*TASK DESCRIPTION*
Filter the entries that follow, copying every line in which the word "السادسة" appears.

--- BEGIN ---

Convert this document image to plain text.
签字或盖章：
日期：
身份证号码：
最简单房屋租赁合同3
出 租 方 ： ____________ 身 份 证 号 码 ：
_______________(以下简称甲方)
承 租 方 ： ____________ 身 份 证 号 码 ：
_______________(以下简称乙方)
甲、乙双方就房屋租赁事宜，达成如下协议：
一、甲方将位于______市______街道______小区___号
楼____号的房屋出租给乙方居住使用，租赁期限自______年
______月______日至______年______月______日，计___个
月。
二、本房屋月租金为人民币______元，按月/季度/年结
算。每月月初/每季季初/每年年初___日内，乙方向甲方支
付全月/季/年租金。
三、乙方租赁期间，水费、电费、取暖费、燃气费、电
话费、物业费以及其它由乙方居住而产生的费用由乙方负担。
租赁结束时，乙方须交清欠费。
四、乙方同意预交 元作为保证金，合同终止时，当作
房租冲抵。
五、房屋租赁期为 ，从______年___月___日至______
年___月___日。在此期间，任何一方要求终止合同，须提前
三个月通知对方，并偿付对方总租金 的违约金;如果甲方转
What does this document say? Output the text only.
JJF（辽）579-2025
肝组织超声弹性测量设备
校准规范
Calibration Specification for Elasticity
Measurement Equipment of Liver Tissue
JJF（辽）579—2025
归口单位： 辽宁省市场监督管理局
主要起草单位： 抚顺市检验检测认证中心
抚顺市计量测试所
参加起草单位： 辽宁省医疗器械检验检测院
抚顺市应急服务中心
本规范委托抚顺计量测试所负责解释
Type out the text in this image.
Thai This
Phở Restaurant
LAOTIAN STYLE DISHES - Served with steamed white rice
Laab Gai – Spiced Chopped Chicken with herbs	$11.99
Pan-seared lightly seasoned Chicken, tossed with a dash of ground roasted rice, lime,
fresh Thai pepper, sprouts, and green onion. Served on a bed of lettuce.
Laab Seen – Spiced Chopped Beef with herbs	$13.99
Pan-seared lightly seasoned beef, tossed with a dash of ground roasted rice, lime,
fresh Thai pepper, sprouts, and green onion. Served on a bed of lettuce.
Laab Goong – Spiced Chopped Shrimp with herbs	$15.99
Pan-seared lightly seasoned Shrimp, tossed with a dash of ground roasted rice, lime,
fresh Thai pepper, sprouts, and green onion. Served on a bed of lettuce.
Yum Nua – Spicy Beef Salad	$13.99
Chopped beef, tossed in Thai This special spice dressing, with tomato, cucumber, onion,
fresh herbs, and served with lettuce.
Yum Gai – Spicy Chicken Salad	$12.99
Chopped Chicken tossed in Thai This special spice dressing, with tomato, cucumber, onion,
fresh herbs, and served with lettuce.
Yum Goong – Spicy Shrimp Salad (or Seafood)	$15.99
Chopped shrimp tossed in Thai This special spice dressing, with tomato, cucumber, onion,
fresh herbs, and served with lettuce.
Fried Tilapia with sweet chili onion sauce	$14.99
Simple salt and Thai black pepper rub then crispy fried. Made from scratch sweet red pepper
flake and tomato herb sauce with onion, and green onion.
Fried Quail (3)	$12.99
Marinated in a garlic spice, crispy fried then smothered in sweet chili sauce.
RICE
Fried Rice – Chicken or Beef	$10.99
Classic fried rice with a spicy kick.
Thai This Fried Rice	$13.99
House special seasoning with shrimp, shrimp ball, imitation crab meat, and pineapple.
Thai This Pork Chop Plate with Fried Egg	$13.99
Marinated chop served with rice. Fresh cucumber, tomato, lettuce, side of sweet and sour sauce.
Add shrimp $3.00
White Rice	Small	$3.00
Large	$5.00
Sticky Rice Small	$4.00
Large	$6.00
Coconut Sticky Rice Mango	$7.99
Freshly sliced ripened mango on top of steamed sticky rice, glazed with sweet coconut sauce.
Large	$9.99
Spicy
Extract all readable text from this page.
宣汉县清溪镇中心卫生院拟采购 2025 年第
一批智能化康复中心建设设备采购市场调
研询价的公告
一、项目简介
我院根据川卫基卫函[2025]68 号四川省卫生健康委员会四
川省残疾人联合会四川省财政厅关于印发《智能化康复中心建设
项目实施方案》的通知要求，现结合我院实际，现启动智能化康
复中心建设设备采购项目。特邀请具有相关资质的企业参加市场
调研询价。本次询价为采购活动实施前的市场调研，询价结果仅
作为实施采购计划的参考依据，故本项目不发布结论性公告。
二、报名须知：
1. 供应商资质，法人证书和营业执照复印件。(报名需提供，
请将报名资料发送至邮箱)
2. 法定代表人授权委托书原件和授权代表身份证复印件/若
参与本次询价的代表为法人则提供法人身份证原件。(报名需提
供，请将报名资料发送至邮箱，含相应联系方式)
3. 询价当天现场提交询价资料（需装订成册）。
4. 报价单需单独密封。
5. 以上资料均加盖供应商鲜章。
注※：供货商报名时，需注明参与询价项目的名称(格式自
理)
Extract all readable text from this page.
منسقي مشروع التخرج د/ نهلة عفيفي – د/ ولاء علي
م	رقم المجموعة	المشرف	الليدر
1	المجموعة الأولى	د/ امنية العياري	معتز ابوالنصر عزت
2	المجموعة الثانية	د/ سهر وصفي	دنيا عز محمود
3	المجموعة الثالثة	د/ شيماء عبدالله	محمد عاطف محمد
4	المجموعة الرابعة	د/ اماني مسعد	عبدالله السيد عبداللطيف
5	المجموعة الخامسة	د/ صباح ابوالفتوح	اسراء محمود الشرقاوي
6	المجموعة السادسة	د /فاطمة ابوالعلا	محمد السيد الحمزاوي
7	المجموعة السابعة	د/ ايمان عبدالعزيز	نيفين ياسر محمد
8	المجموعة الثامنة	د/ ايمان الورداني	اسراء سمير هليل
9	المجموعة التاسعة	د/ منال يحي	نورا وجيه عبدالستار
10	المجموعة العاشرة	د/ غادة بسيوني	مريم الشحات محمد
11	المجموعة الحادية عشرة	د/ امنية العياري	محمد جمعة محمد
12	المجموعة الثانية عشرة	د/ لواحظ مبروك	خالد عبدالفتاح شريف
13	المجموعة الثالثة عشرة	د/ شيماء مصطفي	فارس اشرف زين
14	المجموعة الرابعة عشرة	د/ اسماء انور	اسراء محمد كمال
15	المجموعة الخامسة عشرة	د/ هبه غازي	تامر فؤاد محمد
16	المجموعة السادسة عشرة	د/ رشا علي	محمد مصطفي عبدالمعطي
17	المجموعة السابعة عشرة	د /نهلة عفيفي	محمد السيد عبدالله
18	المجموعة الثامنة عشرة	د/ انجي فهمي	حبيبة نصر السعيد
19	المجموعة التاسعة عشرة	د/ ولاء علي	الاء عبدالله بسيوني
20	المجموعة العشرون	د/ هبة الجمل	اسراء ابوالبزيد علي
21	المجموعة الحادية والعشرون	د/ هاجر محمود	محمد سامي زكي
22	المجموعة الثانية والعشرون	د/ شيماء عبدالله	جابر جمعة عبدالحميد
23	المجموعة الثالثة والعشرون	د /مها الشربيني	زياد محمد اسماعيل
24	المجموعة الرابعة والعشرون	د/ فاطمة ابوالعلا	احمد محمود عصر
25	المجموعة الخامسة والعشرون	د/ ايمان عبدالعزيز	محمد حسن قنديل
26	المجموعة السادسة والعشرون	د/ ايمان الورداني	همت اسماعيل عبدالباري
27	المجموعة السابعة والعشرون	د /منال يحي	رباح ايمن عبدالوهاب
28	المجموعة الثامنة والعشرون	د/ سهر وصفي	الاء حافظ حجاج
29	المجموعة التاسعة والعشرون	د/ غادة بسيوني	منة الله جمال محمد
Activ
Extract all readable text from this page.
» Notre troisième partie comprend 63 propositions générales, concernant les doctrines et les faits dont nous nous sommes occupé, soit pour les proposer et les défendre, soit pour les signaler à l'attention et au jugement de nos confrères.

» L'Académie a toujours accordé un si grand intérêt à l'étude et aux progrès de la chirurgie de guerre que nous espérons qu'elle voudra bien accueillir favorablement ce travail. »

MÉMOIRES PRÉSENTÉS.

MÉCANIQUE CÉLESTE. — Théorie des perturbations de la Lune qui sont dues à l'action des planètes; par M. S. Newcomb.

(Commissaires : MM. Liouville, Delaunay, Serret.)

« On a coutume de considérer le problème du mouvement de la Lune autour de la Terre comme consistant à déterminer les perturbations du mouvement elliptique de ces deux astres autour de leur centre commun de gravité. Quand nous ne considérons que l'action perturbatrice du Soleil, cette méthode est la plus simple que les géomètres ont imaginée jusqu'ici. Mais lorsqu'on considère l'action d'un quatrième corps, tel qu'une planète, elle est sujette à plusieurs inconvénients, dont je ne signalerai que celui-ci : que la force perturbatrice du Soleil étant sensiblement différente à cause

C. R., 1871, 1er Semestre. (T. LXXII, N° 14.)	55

--- END ---

*OUTPUT OF THE TASK*
6	المجموعة السادسة	د /فاطمة ابوالعلا	محمد السيد الحمزاوي
16	المجموعة السادسة عشرة	د/ رشا علي	محمد مصطفي عبدالمعطي
26	المجموعة السادسة والعشرون	د/ ايمان الورداني	همت اسماعيل عبدالباري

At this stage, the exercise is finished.